The answer should be a single number: how many lines of the entries below hold the word "text".

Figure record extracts
********************
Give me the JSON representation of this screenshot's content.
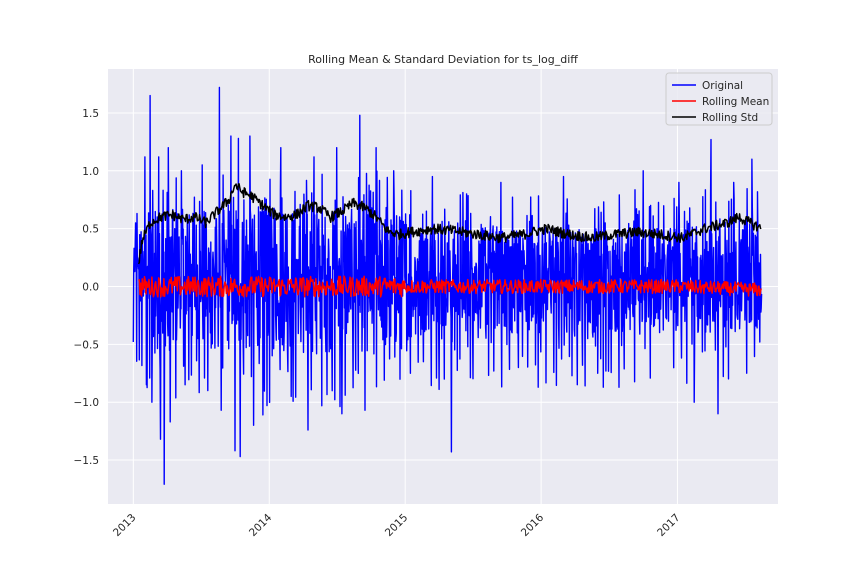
{
  "chart_data": {
    "type": "line",
    "title": "Rolling Mean & Standard Deviation for ts_log_diff",
    "xlabel": "",
    "ylabel": "",
    "x_range": [
      "2013-01-01",
      "2017-08-15"
    ],
    "xlim": [
      "2012-10-25",
      "2017-09-28"
    ],
    "x_ticks": [
      "2013",
      "2014",
      "2015",
      "2016",
      "2017"
    ],
    "x_tick_dates": [
      "2013-01-01",
      "2014-01-01",
      "2015-01-01",
      "2016-01-01",
      "2017-01-01"
    ],
    "ylim": [
      -1.88,
      1.88
    ],
    "y_ticks": [
      -1.5,
      -1.0,
      -0.5,
      0.0,
      0.5,
      1.0,
      1.5
    ],
    "y_tick_labels": [
      "−1.5",
      "−1.0",
      "−0.5",
      "0.0",
      "0.5",
      "1.0",
      "1.5"
    ],
    "grid": true,
    "legend_position": "top-right",
    "series": [
      {
        "name": "Original",
        "color": "#0000ff",
        "points": [
          [
            "2013-01-01",
            -0.48
          ],
          [
            "2013-01-03",
            0.33
          ],
          [
            "2013-01-07",
            0.55
          ],
          [
            "2013-02-01",
            1.12
          ],
          [
            "2013-02-05",
            -0.85
          ],
          [
            "2013-02-15",
            1.65
          ],
          [
            "2013-02-20",
            -1.0
          ],
          [
            "2013-03-10",
            1.12
          ],
          [
            "2013-03-15",
            -1.32
          ],
          [
            "2013-03-25",
            -1.71
          ],
          [
            "2013-04-05",
            1.2
          ],
          [
            "2013-04-10",
            -1.17
          ],
          [
            "2013-05-10",
            1.0
          ],
          [
            "2013-05-20",
            -0.85
          ],
          [
            "2013-07-05",
            1.05
          ],
          [
            "2013-07-20",
            -0.9
          ],
          [
            "2013-08-20",
            1.72
          ],
          [
            "2013-08-25",
            -1.07
          ],
          [
            "2013-09-20",
            1.3
          ],
          [
            "2013-10-01",
            -1.42
          ],
          [
            "2013-10-10",
            1.28
          ],
          [
            "2013-10-15",
            -1.47
          ],
          [
            "2013-11-10",
            1.3
          ],
          [
            "2013-11-20",
            -1.2
          ],
          [
            "2013-12-15",
            -1.11
          ],
          [
            "2014-02-01",
            1.2
          ],
          [
            "2014-03-01",
            -0.95
          ],
          [
            "2014-04-15",
            -1.24
          ],
          [
            "2014-05-01",
            1.12
          ],
          [
            "2014-07-01",
            1.2
          ],
          [
            "2014-07-15",
            -1.1
          ],
          [
            "2014-09-01",
            1.48
          ],
          [
            "2014-09-15",
            -1.07
          ],
          [
            "2014-10-15",
            1.2
          ],
          [
            "2014-12-01",
            1.0
          ],
          [
            "2015-01-15",
            -0.75
          ],
          [
            "2015-03-15",
            0.95
          ],
          [
            "2015-05-05",
            -1.43
          ],
          [
            "2015-06-15",
            0.8
          ],
          [
            "2015-09-15",
            0.9
          ],
          [
            "2015-11-01",
            -0.7
          ],
          [
            "2016-03-01",
            0.95
          ],
          [
            "2016-06-01",
            -0.75
          ],
          [
            "2016-10-01",
            1.0
          ],
          [
            "2017-01-05",
            0.9
          ],
          [
            "2017-02-15",
            -1.0
          ],
          [
            "2017-04-01",
            1.27
          ],
          [
            "2017-04-20",
            -1.1
          ],
          [
            "2017-06-01",
            0.9
          ],
          [
            "2017-07-20",
            1.1
          ],
          [
            "2017-08-10",
            -0.48
          ]
        ]
      },
      {
        "name": "Rolling Mean",
        "color": "#ff0000",
        "points": [
          [
            "2013-01-15",
            0.0
          ],
          [
            "2013-04-01",
            0.0
          ],
          [
            "2013-08-20",
            0.0
          ],
          [
            "2014-01-01",
            0.0
          ],
          [
            "2014-06-01",
            0.0
          ],
          [
            "2015-01-01",
            0.0
          ],
          [
            "2016-01-01",
            0.0
          ],
          [
            "2017-01-01",
            0.0
          ],
          [
            "2017-08-15",
            -0.03
          ]
        ]
      },
      {
        "name": "Rolling Std",
        "color": "#000000",
        "points": [
          [
            "2013-01-15",
            0.2
          ],
          [
            "2013-01-25",
            0.4
          ],
          [
            "2013-02-15",
            0.55
          ],
          [
            "2013-03-15",
            0.6
          ],
          [
            "2013-04-15",
            0.62
          ],
          [
            "2013-05-15",
            0.58
          ],
          [
            "2013-06-15",
            0.6
          ],
          [
            "2013-07-15",
            0.55
          ],
          [
            "2013-08-15",
            0.65
          ],
          [
            "2013-09-15",
            0.75
          ],
          [
            "2013-10-01",
            0.88
          ],
          [
            "2013-10-20",
            0.82
          ],
          [
            "2013-11-15",
            0.78
          ],
          [
            "2013-12-15",
            0.7
          ],
          [
            "2014-01-15",
            0.62
          ],
          [
            "2014-02-15",
            0.6
          ],
          [
            "2014-03-15",
            0.62
          ],
          [
            "2014-04-15",
            0.7
          ],
          [
            "2014-05-15",
            0.68
          ],
          [
            "2014-06-15",
            0.6
          ],
          [
            "2014-07-15",
            0.65
          ],
          [
            "2014-08-15",
            0.72
          ],
          [
            "2014-09-15",
            0.68
          ],
          [
            "2014-10-15",
            0.6
          ],
          [
            "2014-11-15",
            0.48
          ],
          [
            "2014-12-15",
            0.45
          ],
          [
            "2015-01-15",
            0.47
          ],
          [
            "2015-03-15",
            0.5
          ],
          [
            "2015-05-15",
            0.48
          ],
          [
            "2015-07-15",
            0.45
          ],
          [
            "2015-09-15",
            0.42
          ],
          [
            "2015-11-15",
            0.45
          ],
          [
            "2016-01-15",
            0.5
          ],
          [
            "2016-03-15",
            0.45
          ],
          [
            "2016-05-15",
            0.42
          ],
          [
            "2016-07-15",
            0.45
          ],
          [
            "2016-09-15",
            0.47
          ],
          [
            "2016-11-15",
            0.45
          ],
          [
            "2017-01-15",
            0.42
          ],
          [
            "2017-03-15",
            0.5
          ],
          [
            "2017-05-15",
            0.55
          ],
          [
            "2017-06-15",
            0.6
          ],
          [
            "2017-07-15",
            0.55
          ],
          [
            "2017-08-15",
            0.5
          ]
        ]
      }
    ]
  }
}
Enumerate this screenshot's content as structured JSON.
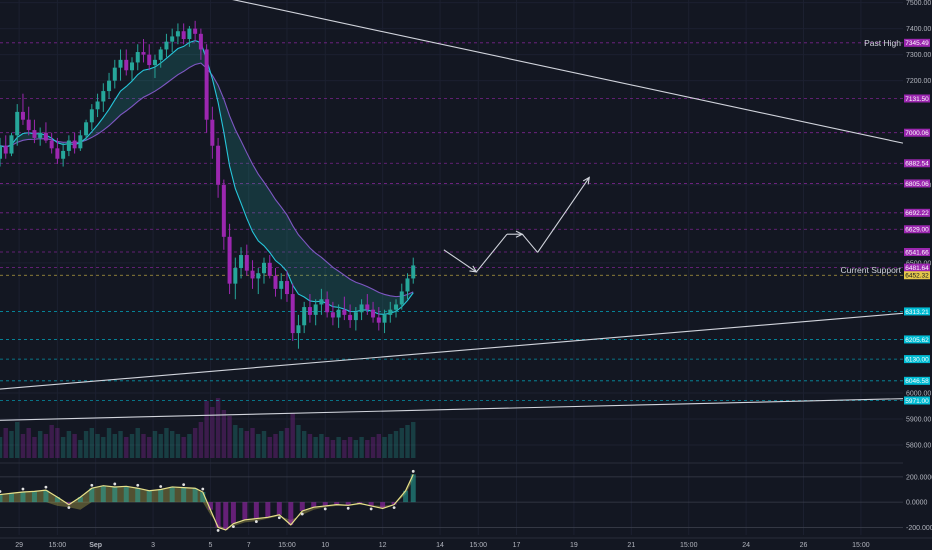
{
  "chart_data": {
    "type": "candlestick",
    "price_axis": {
      "labels": [
        "7500.00",
        "7400.00",
        "7300.00",
        "7200.00",
        "6800.00",
        "6500.00",
        "6000.00",
        "5900.00",
        "5800.00"
      ],
      "range": [
        5750,
        7510
      ]
    },
    "oscillator_axis": {
      "labels": [
        "200.0000",
        "0.0000",
        "-200.0000"
      ],
      "range": [
        -260,
        270
      ]
    },
    "time_axis": {
      "labels": [
        "29",
        "15:00",
        "Sep",
        "3",
        "5",
        "7",
        "15:00",
        "10",
        "12",
        "14",
        "15:00",
        "17",
        "19",
        "21",
        "15:00",
        "24",
        "26",
        "15:00"
      ],
      "positions": [
        0.5,
        1.5,
        2.5,
        4,
        5.5,
        6.5,
        7.5,
        8.5,
        10,
        11.5,
        12.5,
        13.5,
        15,
        16.5,
        18,
        19.5,
        21,
        22.5
      ]
    },
    "annotations": [
      {
        "text": "Past High",
        "price": 7345.49
      },
      {
        "text": "Current Support",
        "price": 6472
      }
    ],
    "price_tags": [
      {
        "label": "7345.49",
        "price": 7345.49,
        "color": "#9c27b0"
      },
      {
        "label": "7131.50",
        "price": 7131.5,
        "color": "#9c27b0"
      },
      {
        "label": "7000.06",
        "price": 7000.06,
        "color": "#9c27b0"
      },
      {
        "label": "6882.54",
        "price": 6882.54,
        "color": "#9c27b0"
      },
      {
        "label": "6805.06",
        "price": 6805.06,
        "color": "#9c27b0"
      },
      {
        "label": "6692.22",
        "price": 6692.22,
        "color": "#9c27b0"
      },
      {
        "label": "6629.00",
        "price": 6629.0,
        "color": "#9c27b0"
      },
      {
        "label": "6541.66",
        "price": 6541.66,
        "color": "#9c27b0"
      },
      {
        "label": "6481.64",
        "price": 6481.64,
        "color": "#9c27b0"
      },
      {
        "label": "6452.32",
        "price": 6452.32,
        "color": "#e6c84a"
      },
      {
        "label": "6313.21",
        "price": 6313.21,
        "color": "#00bcd4"
      },
      {
        "label": "6205.62",
        "price": 6205.62,
        "color": "#00bcd4"
      },
      {
        "label": "6130.00",
        "price": 6130.0,
        "color": "#00bcd4"
      },
      {
        "label": "6046.58",
        "price": 6046.58,
        "color": "#00bcd4"
      },
      {
        "label": "5971.00",
        "price": 5971.0,
        "color": "#00bcd4"
      }
    ],
    "trendlines": [
      {
        "name": "resistance",
        "from": [
          5.5,
          7530
        ],
        "to": [
          23.6,
          6960
        ]
      },
      {
        "name": "support",
        "from": [
          0,
          6015
        ],
        "to": [
          23.6,
          6306
        ]
      },
      {
        "name": "lower",
        "from": [
          0,
          5895
        ],
        "to": [
          23.6,
          5978
        ]
      }
    ],
    "projection_path": [
      [
        11.6,
        6550
      ],
      [
        12.45,
        6465
      ],
      [
        13.25,
        6610
      ],
      [
        13.65,
        6610
      ],
      [
        14.05,
        6540
      ],
      [
        15.4,
        6828
      ]
    ],
    "ohlc": [
      [
        0.0,
        6900,
        6980,
        6870,
        6950
      ],
      [
        0.15,
        6950,
        6990,
        6900,
        6920
      ],
      [
        0.3,
        6920,
        7000,
        6910,
        6990
      ],
      [
        0.45,
        6990,
        7110,
        6950,
        7080
      ],
      [
        0.6,
        7080,
        7150,
        7030,
        7050
      ],
      [
        0.75,
        7050,
        7100,
        6990,
        7010
      ],
      [
        0.9,
        7010,
        7050,
        6960,
        6980
      ],
      [
        1.05,
        6980,
        7020,
        6950,
        7000
      ],
      [
        1.2,
        7000,
        7040,
        6960,
        6970
      ],
      [
        1.35,
        6970,
        7000,
        6920,
        6940
      ],
      [
        1.5,
        6940,
        6980,
        6880,
        6900
      ],
      [
        1.65,
        6900,
        6960,
        6870,
        6930
      ],
      [
        1.8,
        6930,
        6990,
        6910,
        6970
      ],
      [
        1.95,
        6970,
        7000,
        6920,
        6940
      ],
      [
        2.1,
        6940,
        7010,
        6930,
        6990
      ],
      [
        2.25,
        6990,
        7050,
        6970,
        7040
      ],
      [
        2.4,
        7040,
        7110,
        7010,
        7090
      ],
      [
        2.55,
        7090,
        7150,
        7060,
        7120
      ],
      [
        2.7,
        7120,
        7190,
        7080,
        7160
      ],
      [
        2.85,
        7160,
        7230,
        7130,
        7200
      ],
      [
        3.0,
        7200,
        7280,
        7170,
        7250
      ],
      [
        3.15,
        7250,
        7320,
        7200,
        7280
      ],
      [
        3.3,
        7280,
        7320,
        7220,
        7240
      ],
      [
        3.45,
        7240,
        7290,
        7200,
        7270
      ],
      [
        3.6,
        7270,
        7340,
        7240,
        7310
      ],
      [
        3.75,
        7310,
        7360,
        7270,
        7300
      ],
      [
        3.9,
        7300,
        7340,
        7240,
        7260
      ],
      [
        4.05,
        7260,
        7300,
        7210,
        7280
      ],
      [
        4.2,
        7280,
        7330,
        7250,
        7320
      ],
      [
        4.35,
        7320,
        7380,
        7290,
        7350
      ],
      [
        4.5,
        7350,
        7400,
        7310,
        7370
      ],
      [
        4.65,
        7370,
        7420,
        7340,
        7390
      ],
      [
        4.8,
        7390,
        7420,
        7340,
        7360
      ],
      [
        4.95,
        7360,
        7410,
        7330,
        7400
      ],
      [
        5.1,
        7400,
        7430,
        7350,
        7380
      ],
      [
        5.25,
        7380,
        7400,
        7280,
        7320
      ],
      [
        5.4,
        7320,
        7340,
        7000,
        7050
      ],
      [
        5.55,
        7050,
        7100,
        6900,
        6950
      ],
      [
        5.7,
        6950,
        6980,
        6750,
        6800
      ],
      [
        5.85,
        6800,
        6820,
        6550,
        6600
      ],
      [
        6.0,
        6600,
        6650,
        6380,
        6420
      ],
      [
        6.15,
        6420,
        6520,
        6360,
        6480
      ],
      [
        6.3,
        6480,
        6560,
        6440,
        6530
      ],
      [
        6.45,
        6530,
        6570,
        6450,
        6470
      ],
      [
        6.6,
        6470,
        6510,
        6400,
        6440
      ],
      [
        6.75,
        6440,
        6480,
        6380,
        6460
      ],
      [
        6.9,
        6460,
        6520,
        6420,
        6500
      ],
      [
        7.05,
        6500,
        6530,
        6440,
        6450
      ],
      [
        7.2,
        6450,
        6480,
        6370,
        6400
      ],
      [
        7.35,
        6400,
        6460,
        6360,
        6430
      ],
      [
        7.5,
        6430,
        6470,
        6350,
        6380
      ],
      [
        7.65,
        6380,
        6420,
        6200,
        6230
      ],
      [
        7.8,
        6230,
        6300,
        6170,
        6260
      ],
      [
        7.95,
        6260,
        6350,
        6230,
        6330
      ],
      [
        8.1,
        6330,
        6380,
        6270,
        6300
      ],
      [
        8.25,
        6300,
        6360,
        6260,
        6340
      ],
      [
        8.4,
        6340,
        6400,
        6300,
        6360
      ],
      [
        8.55,
        6360,
        6390,
        6290,
        6310
      ],
      [
        8.7,
        6310,
        6350,
        6260,
        6290
      ],
      [
        8.85,
        6290,
        6340,
        6250,
        6320
      ],
      [
        9.0,
        6320,
        6370,
        6280,
        6300
      ],
      [
        9.15,
        6300,
        6340,
        6250,
        6280
      ],
      [
        9.3,
        6280,
        6330,
        6240,
        6310
      ],
      [
        9.45,
        6310,
        6360,
        6280,
        6340
      ],
      [
        9.6,
        6340,
        6380,
        6300,
        6320
      ],
      [
        9.75,
        6320,
        6350,
        6270,
        6290
      ],
      [
        9.9,
        6290,
        6330,
        6240,
        6270
      ],
      [
        10.05,
        6270,
        6320,
        6230,
        6300
      ],
      [
        10.2,
        6300,
        6350,
        6270,
        6320
      ],
      [
        10.35,
        6320,
        6360,
        6290,
        6340
      ],
      [
        10.5,
        6340,
        6420,
        6320,
        6390
      ],
      [
        10.65,
        6390,
        6460,
        6360,
        6440
      ],
      [
        10.8,
        6440,
        6520,
        6420,
        6490
      ]
    ],
    "volume": [
      [
        0.0,
        0.35
      ],
      [
        0.15,
        0.5
      ],
      [
        0.3,
        0.45
      ],
      [
        0.45,
        0.6
      ],
      [
        0.6,
        0.4
      ],
      [
        0.75,
        0.5
      ],
      [
        0.9,
        0.35
      ],
      [
        1.05,
        0.45
      ],
      [
        1.2,
        0.4
      ],
      [
        1.35,
        0.55
      ],
      [
        1.5,
        0.5
      ],
      [
        1.65,
        0.35
      ],
      [
        1.8,
        0.45
      ],
      [
        1.95,
        0.4
      ],
      [
        2.1,
        0.3
      ],
      [
        2.25,
        0.45
      ],
      [
        2.4,
        0.5
      ],
      [
        2.55,
        0.4
      ],
      [
        2.7,
        0.35
      ],
      [
        2.85,
        0.5
      ],
      [
        3.0,
        0.4
      ],
      [
        3.15,
        0.45
      ],
      [
        3.3,
        0.35
      ],
      [
        3.45,
        0.4
      ],
      [
        3.6,
        0.5
      ],
      [
        3.75,
        0.4
      ],
      [
        3.9,
        0.35
      ],
      [
        4.05,
        0.45
      ],
      [
        4.2,
        0.4
      ],
      [
        4.35,
        0.5
      ],
      [
        4.5,
        0.45
      ],
      [
        4.65,
        0.4
      ],
      [
        4.8,
        0.35
      ],
      [
        4.95,
        0.4
      ],
      [
        5.1,
        0.5
      ],
      [
        5.25,
        0.6
      ],
      [
        5.4,
        0.95
      ],
      [
        5.55,
        0.85
      ],
      [
        5.7,
        1.0
      ],
      [
        5.85,
        0.8
      ],
      [
        6.0,
        0.7
      ],
      [
        6.15,
        0.55
      ],
      [
        6.3,
        0.5
      ],
      [
        6.45,
        0.45
      ],
      [
        6.6,
        0.5
      ],
      [
        6.75,
        0.4
      ],
      [
        6.9,
        0.45
      ],
      [
        7.05,
        0.35
      ],
      [
        7.2,
        0.4
      ],
      [
        7.35,
        0.45
      ],
      [
        7.5,
        0.5
      ],
      [
        7.65,
        0.75
      ],
      [
        7.8,
        0.55
      ],
      [
        7.95,
        0.45
      ],
      [
        8.1,
        0.4
      ],
      [
        8.25,
        0.35
      ],
      [
        8.4,
        0.4
      ],
      [
        8.55,
        0.35
      ],
      [
        8.7,
        0.3
      ],
      [
        8.85,
        0.35
      ],
      [
        9.0,
        0.3
      ],
      [
        9.15,
        0.35
      ],
      [
        9.3,
        0.3
      ],
      [
        9.45,
        0.35
      ],
      [
        9.6,
        0.3
      ],
      [
        9.75,
        0.35
      ],
      [
        9.9,
        0.4
      ],
      [
        10.05,
        0.35
      ],
      [
        10.2,
        0.4
      ],
      [
        10.35,
        0.45
      ],
      [
        10.5,
        0.5
      ],
      [
        10.65,
        0.55
      ],
      [
        10.8,
        0.6
      ]
    ],
    "oscillator": [
      [
        0.0,
        60,
        0
      ],
      [
        0.3,
        70,
        0
      ],
      [
        0.6,
        80,
        0
      ],
      [
        0.9,
        85,
        0
      ],
      [
        1.2,
        95,
        0
      ],
      [
        1.5,
        40,
        -30
      ],
      [
        1.8,
        -20,
        -40
      ],
      [
        2.1,
        40,
        -60
      ],
      [
        2.4,
        110,
        0
      ],
      [
        2.7,
        130,
        0
      ],
      [
        3.0,
        120,
        0
      ],
      [
        3.3,
        125,
        0
      ],
      [
        3.6,
        110,
        0
      ],
      [
        3.9,
        90,
        0
      ],
      [
        4.2,
        100,
        0
      ],
      [
        4.5,
        120,
        0
      ],
      [
        4.8,
        115,
        0
      ],
      [
        5.1,
        110,
        0
      ],
      [
        5.3,
        80,
        0
      ],
      [
        5.5,
        -60,
        -100
      ],
      [
        5.7,
        -200,
        -180
      ],
      [
        5.9,
        -220,
        -210
      ],
      [
        6.1,
        -170,
        -190
      ],
      [
        6.4,
        -140,
        -160
      ],
      [
        6.7,
        -130,
        -150
      ],
      [
        7.0,
        -120,
        -130
      ],
      [
        7.3,
        -100,
        -110
      ],
      [
        7.6,
        -180,
        -140
      ],
      [
        7.9,
        -70,
        -100
      ],
      [
        8.2,
        -40,
        -60
      ],
      [
        8.5,
        -30,
        -40
      ],
      [
        8.8,
        -20,
        -30
      ],
      [
        9.1,
        -25,
        -30
      ],
      [
        9.4,
        -10,
        -20
      ],
      [
        9.7,
        -30,
        -25
      ],
      [
        10.0,
        -50,
        -30
      ],
      [
        10.3,
        -20,
        -20
      ],
      [
        10.6,
        90,
        60
      ],
      [
        10.8,
        220,
        180
      ]
    ],
    "time_range": [
      0,
      23.6
    ],
    "colors": {
      "background": "#131722",
      "up": "#26a69a",
      "down": "#9c27b0",
      "fast_ema": "#26c6da",
      "slow_ema": "#7e57c2",
      "oscillator_line": "#e6e08a",
      "text": "#b2b5be"
    }
  }
}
********************
WORKED SOLUTION
3